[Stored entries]

- - -

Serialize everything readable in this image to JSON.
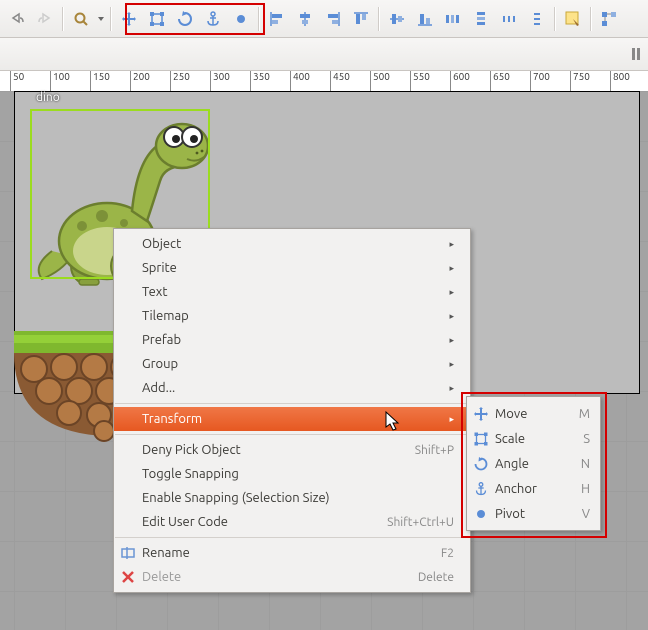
{
  "toolbar": {
    "buttons": [
      "undo",
      "redo",
      "zoom",
      "fit"
    ],
    "transform_tools": [
      "move",
      "scale",
      "angle",
      "anchor",
      "pivot"
    ],
    "align_tools": [
      "align-left",
      "align-center-h",
      "align-right",
      "align-top",
      "align-center-v",
      "align-bottom"
    ],
    "distribute_tools": [
      "dist-left",
      "dist-center-h",
      "dist-right",
      "dist-top",
      "dist-center-v",
      "dist-bottom"
    ],
    "right_tools": [
      "edit-sprite",
      "layers-tree"
    ]
  },
  "ruler": {
    "ticks": [
      50,
      100,
      150,
      200,
      250,
      300,
      350,
      400,
      450,
      500,
      550,
      600,
      650,
      700,
      750,
      800
    ]
  },
  "object": {
    "label": "dino"
  },
  "context_menu": {
    "items": [
      {
        "label": "Object",
        "submenu": true
      },
      {
        "label": "Sprite",
        "submenu": true
      },
      {
        "label": "Text",
        "submenu": true
      },
      {
        "label": "Tilemap",
        "submenu": true
      },
      {
        "label": "Prefab",
        "submenu": true
      },
      {
        "label": "Group",
        "submenu": true
      },
      {
        "label": "Add...",
        "submenu": true
      }
    ],
    "transform_label": "Transform",
    "items2": [
      {
        "label": "Deny Pick Object",
        "shortcut": "Shift+P"
      },
      {
        "label": "Toggle Snapping",
        "shortcut": ""
      },
      {
        "label": "Enable Snapping (Selection Size)",
        "shortcut": ""
      },
      {
        "label": "Edit User Code",
        "shortcut": "Shift+Ctrl+U"
      }
    ],
    "items3": [
      {
        "label": "Rename",
        "shortcut": "F2",
        "icon": "rename"
      },
      {
        "label": "Delete",
        "shortcut": "Delete",
        "icon": "delete",
        "disabled": true
      }
    ]
  },
  "submenu": {
    "items": [
      {
        "label": "Move",
        "key": "M",
        "icon": "move"
      },
      {
        "label": "Scale",
        "key": "S",
        "icon": "scale"
      },
      {
        "label": "Angle",
        "key": "N",
        "icon": "angle"
      },
      {
        "label": "Anchor",
        "key": "H",
        "icon": "anchor"
      },
      {
        "label": "Pivot",
        "key": "V",
        "icon": "pivot"
      }
    ]
  },
  "colors": {
    "highlight_red": "#d40000",
    "selection_green": "#9bdc1f",
    "menu_orange": "#e96131"
  }
}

- - -

» SET TASK: Return each line among the entries that holds the word "shortcut".

» SOLUTION TO THIS PROBLEM:
        "shortcut": "Shift+P"
        "shortcut": ""
        "shortcut": ""
        "shortcut": "Shift+Ctrl+U"
        "shortcut": "F2",
        "shortcut": "Delete",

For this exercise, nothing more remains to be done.